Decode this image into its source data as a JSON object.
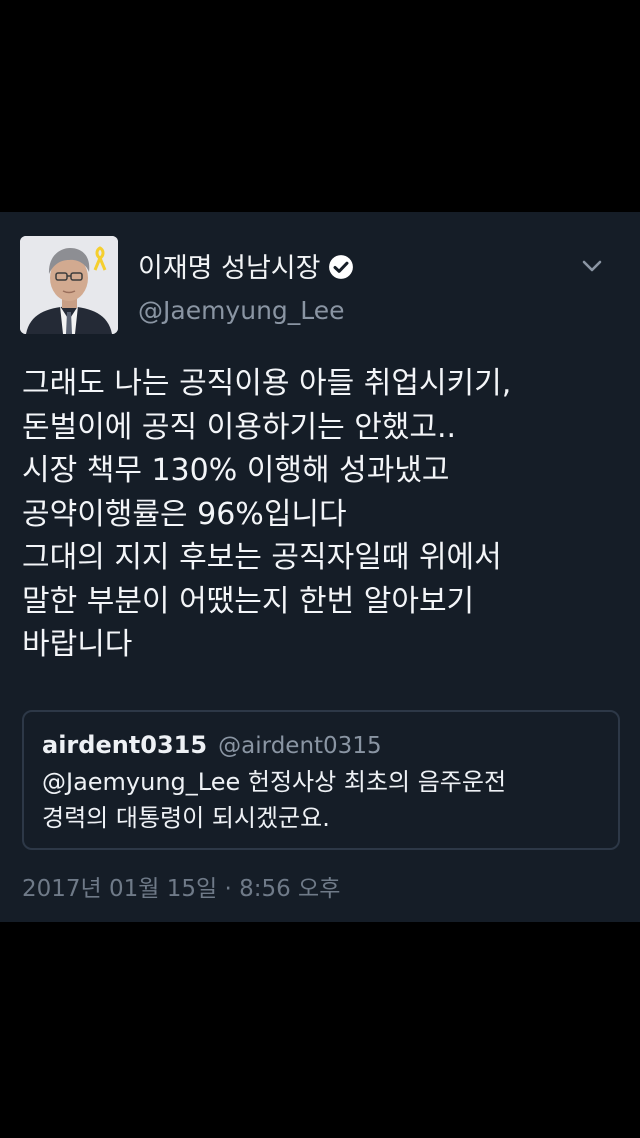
{
  "tweet": {
    "author": {
      "display_name": "이재명 성남시장",
      "handle": "@Jaemyung_Lee",
      "verified_icon": "verified-check-icon"
    },
    "menu_icon": "chevron-down-icon",
    "text_lines": [
      "그래도 나는 공직이용 아들 취업시키기,",
      "돈벌이에 공직 이용하기는 안했고..",
      "시장 책무 130% 이행해 성과냈고",
      "공약이행률은 96%입니다",
      "그대의 지지 후보는 공직자일때 위에서",
      "말한 부분이 어땠는지 한번 알아보기",
      "바랍니다"
    ],
    "quoted_tweet": {
      "display_name": "airdent0315",
      "handle": "@airdent0315",
      "text_lines": [
        "@Jaemyung_Lee 헌정사상 최초의 음주운전",
        "경력의 대통령이 되시겠군요."
      ]
    },
    "timestamp": "2017년 01월 15일 · 8:56 오후"
  },
  "colors": {
    "page_background": "#000000",
    "card_background": "#151d27",
    "primary_text": "#f2f4f6",
    "secondary_text": "#8a95a3",
    "quote_border": "#2d3847"
  }
}
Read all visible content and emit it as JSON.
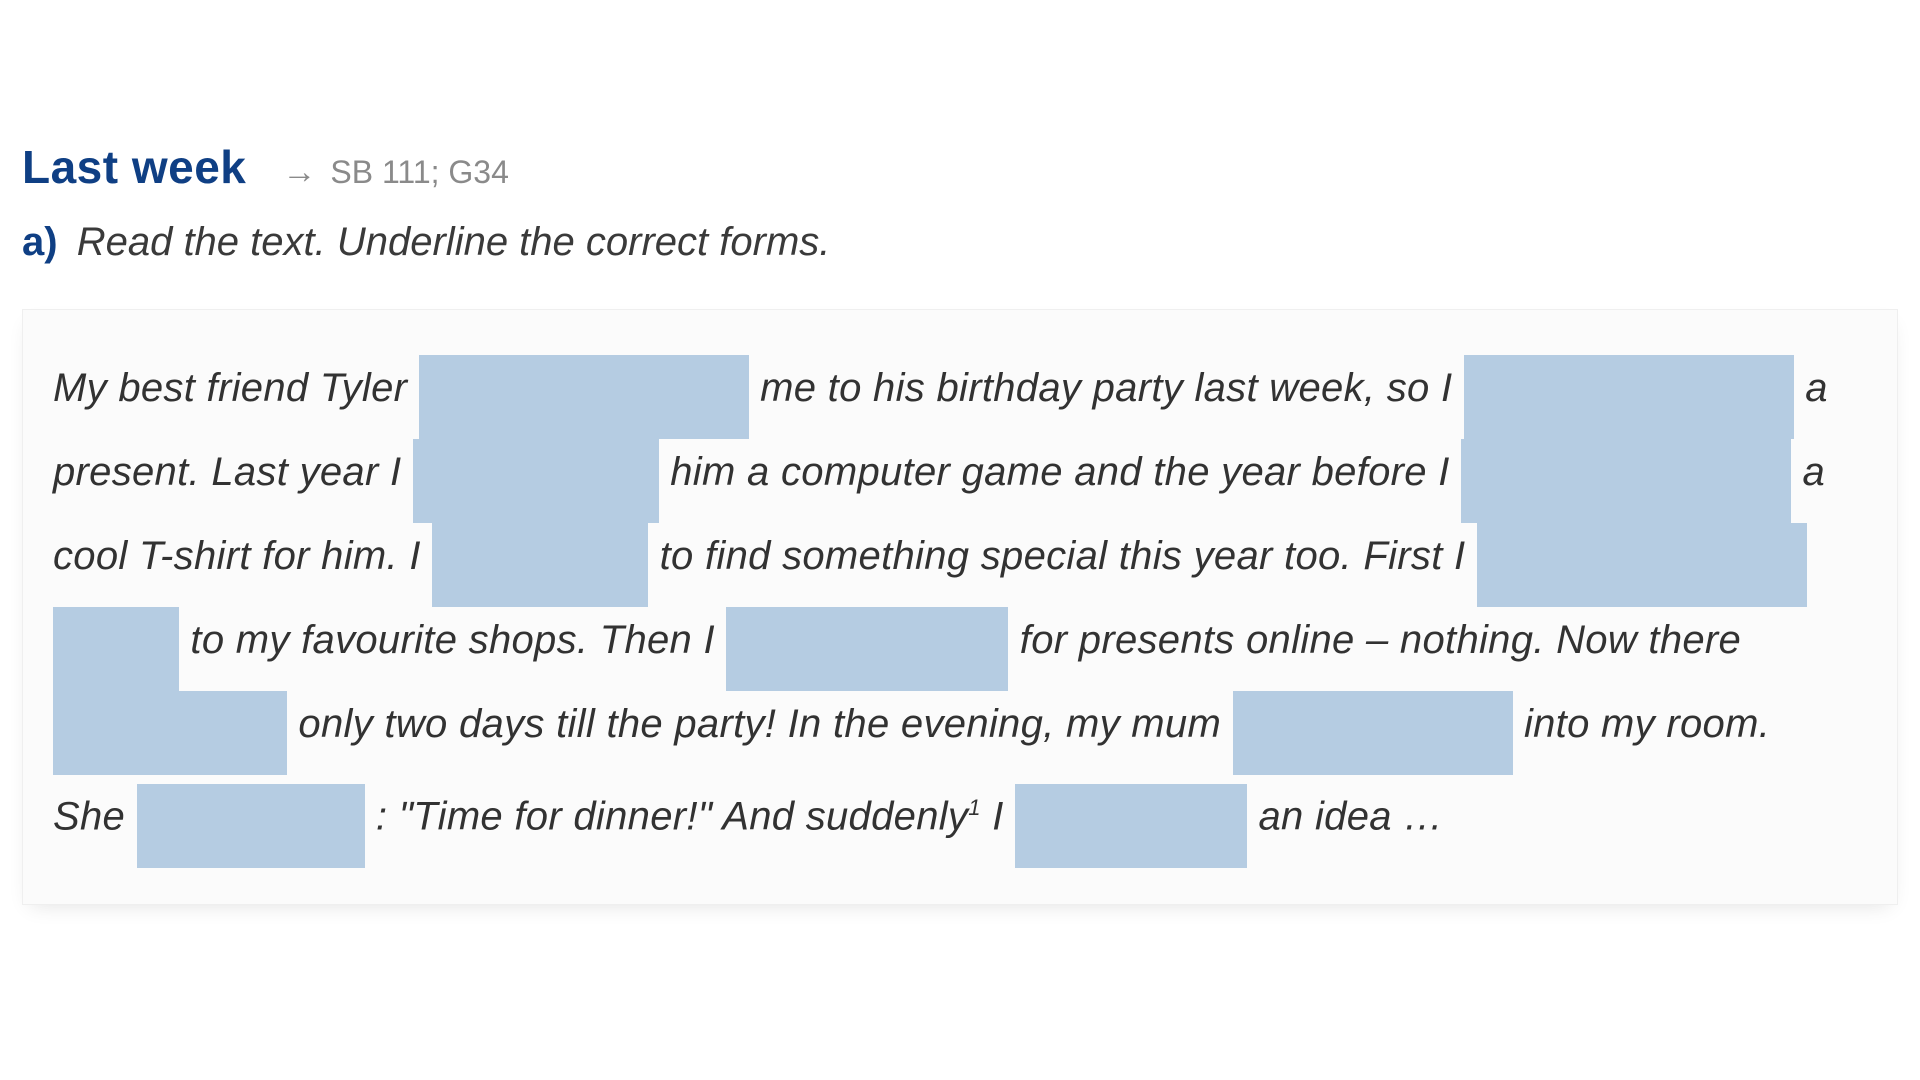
{
  "header": {
    "title": "Last week",
    "arrow": "→",
    "reference": "SB 111; G34"
  },
  "task": {
    "label": "a)",
    "instruction": "Read the text. Underline the correct forms."
  },
  "body": {
    "seg1": "My best friend Tyler",
    "seg2": "me to his birthday party last week, so I",
    "seg3": "a present. Last year I",
    "seg4": "him a computer game and the year before I",
    "seg5": "a cool T-shirt for him. I",
    "seg6": "to find something special this year too. First I",
    "seg7": "to my favourite shops. Then I",
    "seg8": "for presents online – nothing. Now there",
    "seg9": "only two days till the party! In the evening, my mum",
    "seg10": "into my room.",
    "seg11": "She",
    "seg12": ": \"Time for dinner!\"  And suddenly",
    "seg12_sup": "1",
    "seg12b": " I",
    "seg13": "an idea …"
  }
}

Task brief → Write out only the lines from the line containing "Read all visible content and emit it as JSON." through the end of the material above, both end lines included. Pictures are not written out.

Final answer →
Read all visible content and emit it as JSON.
{
  "header": {
    "title": "Last week",
    "arrow": "→",
    "reference": "SB 111; G34"
  },
  "task": {
    "label": "a)",
    "instruction": "Read the text. Underline the correct forms."
  },
  "body": {
    "seg1": "My best friend Tyler",
    "seg2": "me to his birthday party last week, so I",
    "seg3": "a present. Last year I",
    "seg4": "him a computer game and the year before I",
    "seg5": "a cool T-shirt for him. I",
    "seg6": "to find something special this year too. First I",
    "seg7": "to my favourite shops. Then I",
    "seg8": "for presents online – nothing. Now there",
    "seg9": "only two days till the party! In the evening, my mum",
    "seg10": "into my room.",
    "seg11": "She",
    "seg12": ": \"Time for dinner!\"  And suddenly",
    "seg12_sup": "1",
    "seg12b": " I",
    "seg13": "an idea …"
  }
}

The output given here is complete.